WHAT TO WORK ON:
Among the records below, find each line that includes the string "Этап" and copy it.

RECORDS FOR PROCESSING:
──────

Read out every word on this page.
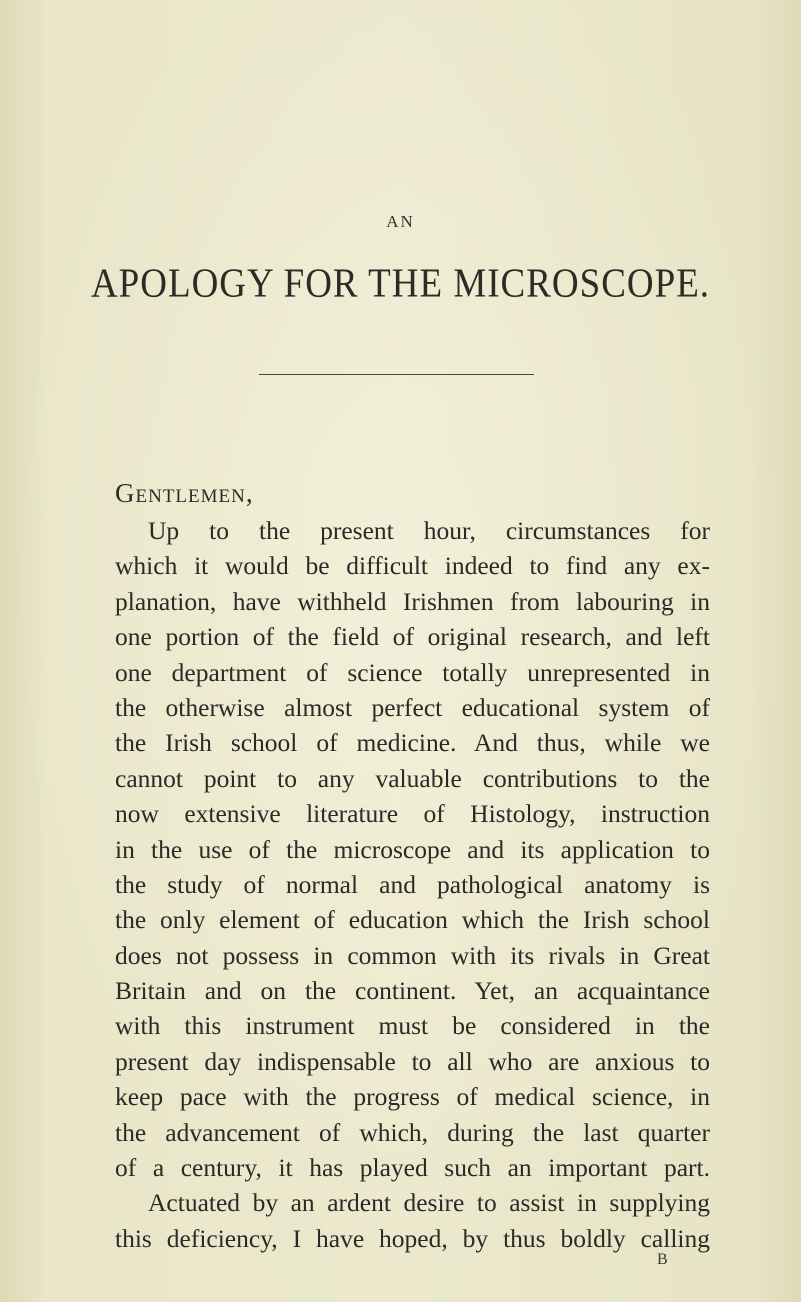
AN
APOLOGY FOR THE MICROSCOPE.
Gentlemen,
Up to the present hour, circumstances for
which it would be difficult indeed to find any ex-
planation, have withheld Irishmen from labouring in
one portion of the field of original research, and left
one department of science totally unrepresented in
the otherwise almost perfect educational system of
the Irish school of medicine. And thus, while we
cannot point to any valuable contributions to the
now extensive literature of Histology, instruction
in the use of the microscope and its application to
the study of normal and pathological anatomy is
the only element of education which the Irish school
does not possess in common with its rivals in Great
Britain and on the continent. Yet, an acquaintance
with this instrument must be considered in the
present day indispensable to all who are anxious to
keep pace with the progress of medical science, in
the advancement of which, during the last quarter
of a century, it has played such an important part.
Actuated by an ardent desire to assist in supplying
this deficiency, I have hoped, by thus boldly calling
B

──────

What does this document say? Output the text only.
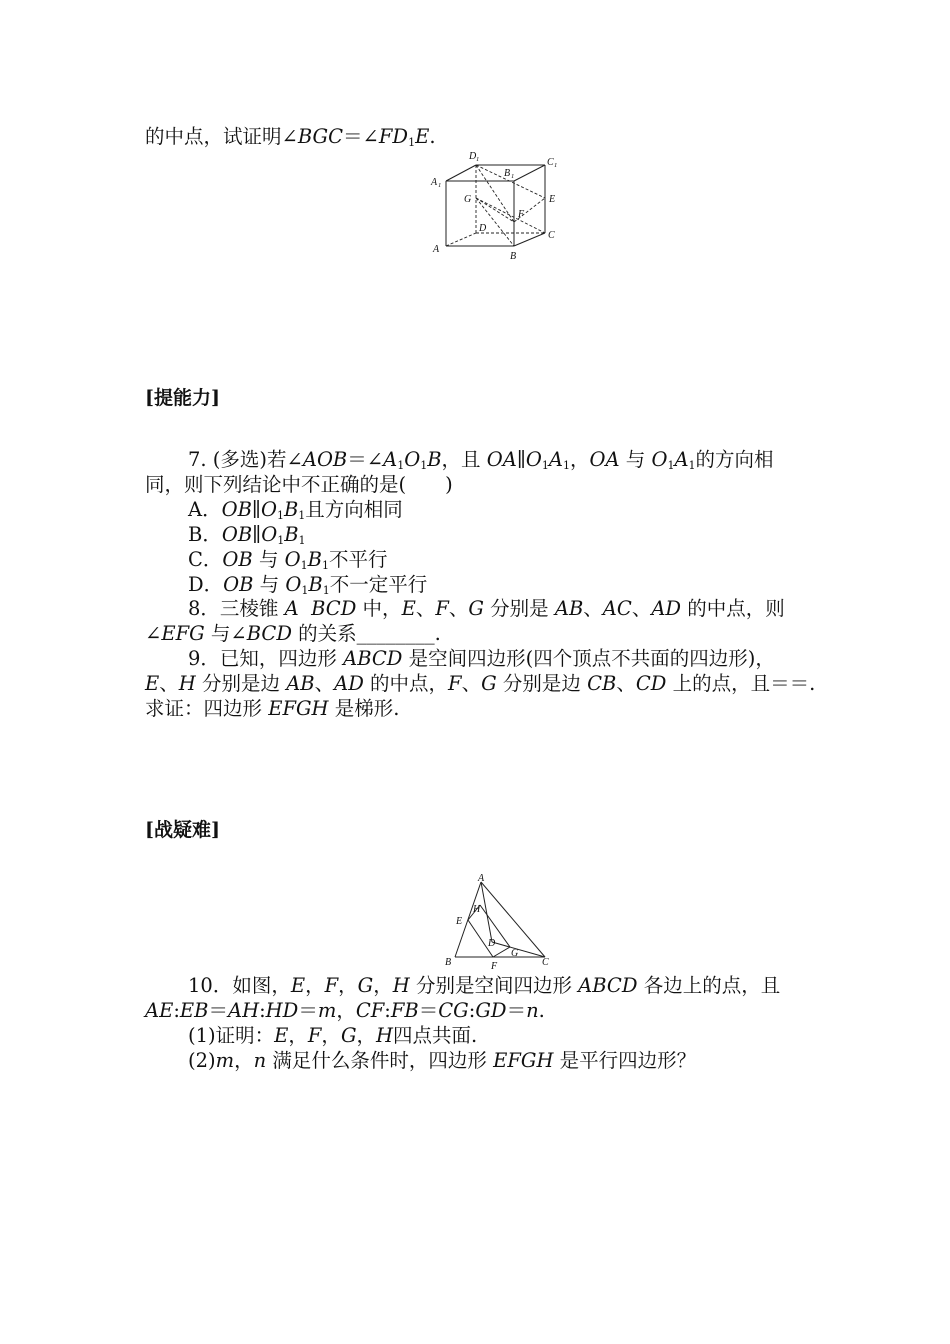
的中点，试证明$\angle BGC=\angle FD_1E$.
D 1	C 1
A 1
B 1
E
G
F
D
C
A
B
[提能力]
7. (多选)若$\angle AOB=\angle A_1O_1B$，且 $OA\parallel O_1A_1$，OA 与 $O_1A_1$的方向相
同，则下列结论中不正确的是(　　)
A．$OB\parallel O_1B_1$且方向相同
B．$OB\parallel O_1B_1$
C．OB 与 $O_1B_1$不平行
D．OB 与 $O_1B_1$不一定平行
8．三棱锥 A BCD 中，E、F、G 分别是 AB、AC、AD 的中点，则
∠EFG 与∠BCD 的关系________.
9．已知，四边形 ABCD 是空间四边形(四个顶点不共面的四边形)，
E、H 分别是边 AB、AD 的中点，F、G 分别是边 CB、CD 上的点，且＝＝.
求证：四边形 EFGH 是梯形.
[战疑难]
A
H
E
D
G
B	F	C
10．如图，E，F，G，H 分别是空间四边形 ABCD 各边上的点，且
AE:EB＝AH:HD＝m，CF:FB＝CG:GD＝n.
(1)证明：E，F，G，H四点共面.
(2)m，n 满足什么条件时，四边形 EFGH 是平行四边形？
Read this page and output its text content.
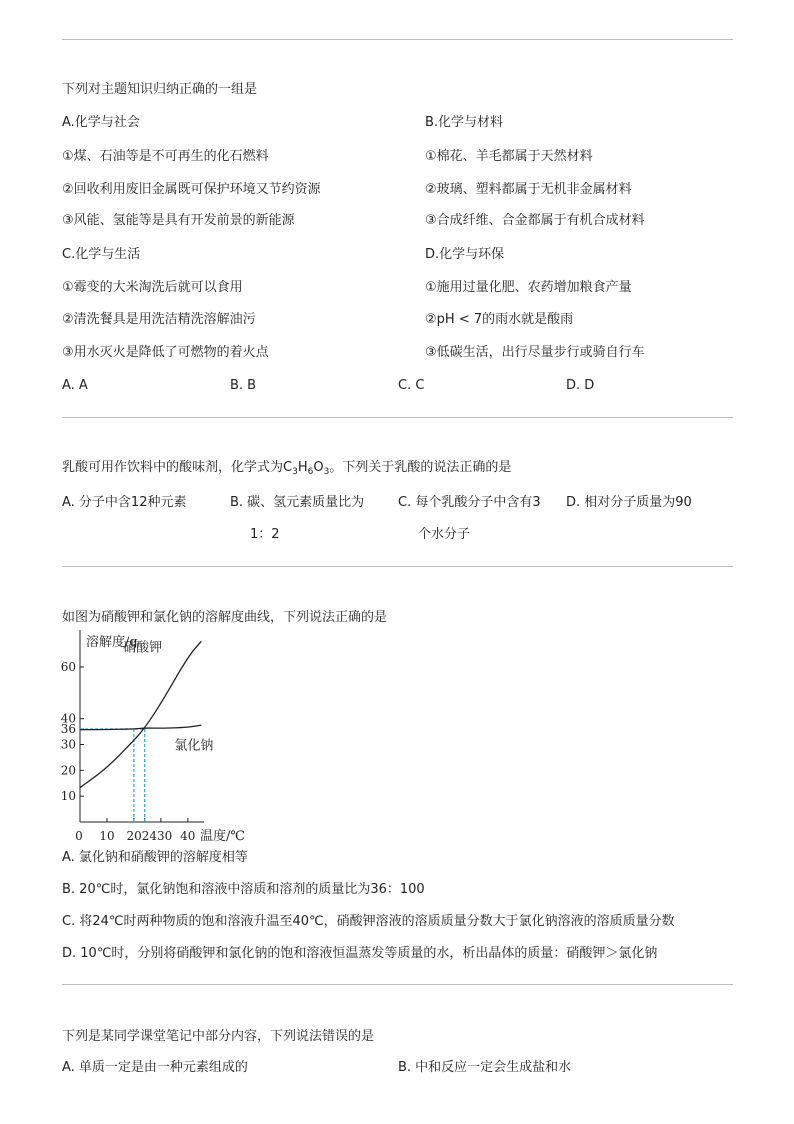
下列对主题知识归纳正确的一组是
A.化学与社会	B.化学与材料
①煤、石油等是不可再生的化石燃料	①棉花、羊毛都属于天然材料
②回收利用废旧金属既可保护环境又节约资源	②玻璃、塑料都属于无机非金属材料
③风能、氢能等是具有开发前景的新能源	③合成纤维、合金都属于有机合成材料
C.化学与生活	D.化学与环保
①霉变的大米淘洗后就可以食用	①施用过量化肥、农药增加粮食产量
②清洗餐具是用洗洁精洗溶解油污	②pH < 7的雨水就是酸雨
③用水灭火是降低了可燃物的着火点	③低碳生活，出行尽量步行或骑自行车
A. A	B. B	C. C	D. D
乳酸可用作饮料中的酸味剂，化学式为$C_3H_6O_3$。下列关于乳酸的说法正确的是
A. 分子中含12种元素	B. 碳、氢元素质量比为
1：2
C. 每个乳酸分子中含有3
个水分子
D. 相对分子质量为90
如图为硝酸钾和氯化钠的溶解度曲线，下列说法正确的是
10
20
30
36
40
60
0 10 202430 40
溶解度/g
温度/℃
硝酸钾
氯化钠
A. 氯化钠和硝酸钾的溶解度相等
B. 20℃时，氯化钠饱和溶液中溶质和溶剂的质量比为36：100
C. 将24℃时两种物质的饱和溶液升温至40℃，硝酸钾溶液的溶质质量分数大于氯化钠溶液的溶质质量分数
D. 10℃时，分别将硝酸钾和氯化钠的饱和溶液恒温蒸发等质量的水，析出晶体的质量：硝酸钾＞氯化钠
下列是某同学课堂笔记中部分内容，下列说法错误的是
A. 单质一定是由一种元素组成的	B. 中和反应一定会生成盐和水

──────

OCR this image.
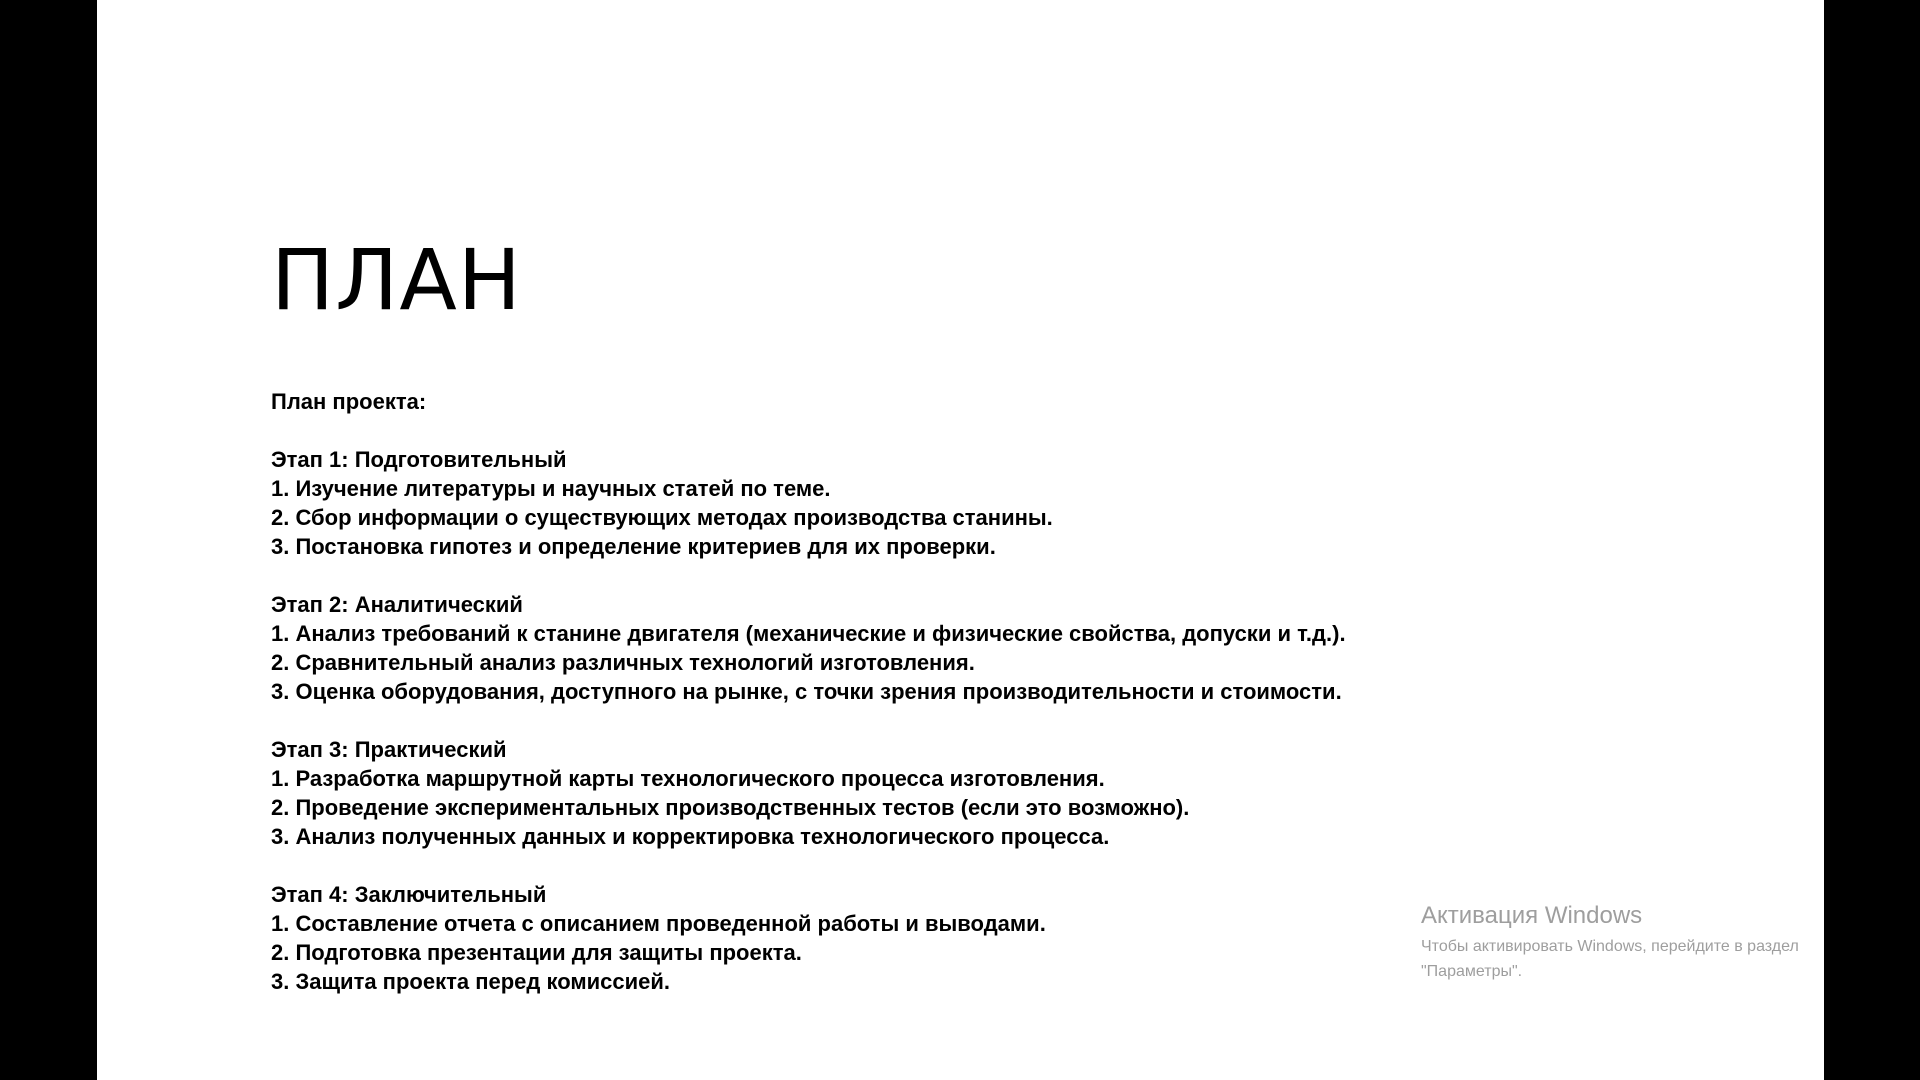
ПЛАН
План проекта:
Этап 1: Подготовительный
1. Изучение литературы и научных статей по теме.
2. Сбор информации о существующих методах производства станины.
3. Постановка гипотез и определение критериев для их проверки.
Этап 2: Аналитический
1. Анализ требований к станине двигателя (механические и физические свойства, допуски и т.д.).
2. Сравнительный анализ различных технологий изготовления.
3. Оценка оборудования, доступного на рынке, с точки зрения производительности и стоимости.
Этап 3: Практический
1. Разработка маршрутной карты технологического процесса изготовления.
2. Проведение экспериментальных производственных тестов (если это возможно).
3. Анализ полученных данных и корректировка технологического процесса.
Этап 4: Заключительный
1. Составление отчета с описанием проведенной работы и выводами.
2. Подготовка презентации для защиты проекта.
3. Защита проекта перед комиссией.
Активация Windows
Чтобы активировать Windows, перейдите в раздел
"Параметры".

──────

CORRECT RESULT:
Этап 1: Подготовительный
Этап 2: Аналитический
Этап 3: Практический
Этап 4: Заключительный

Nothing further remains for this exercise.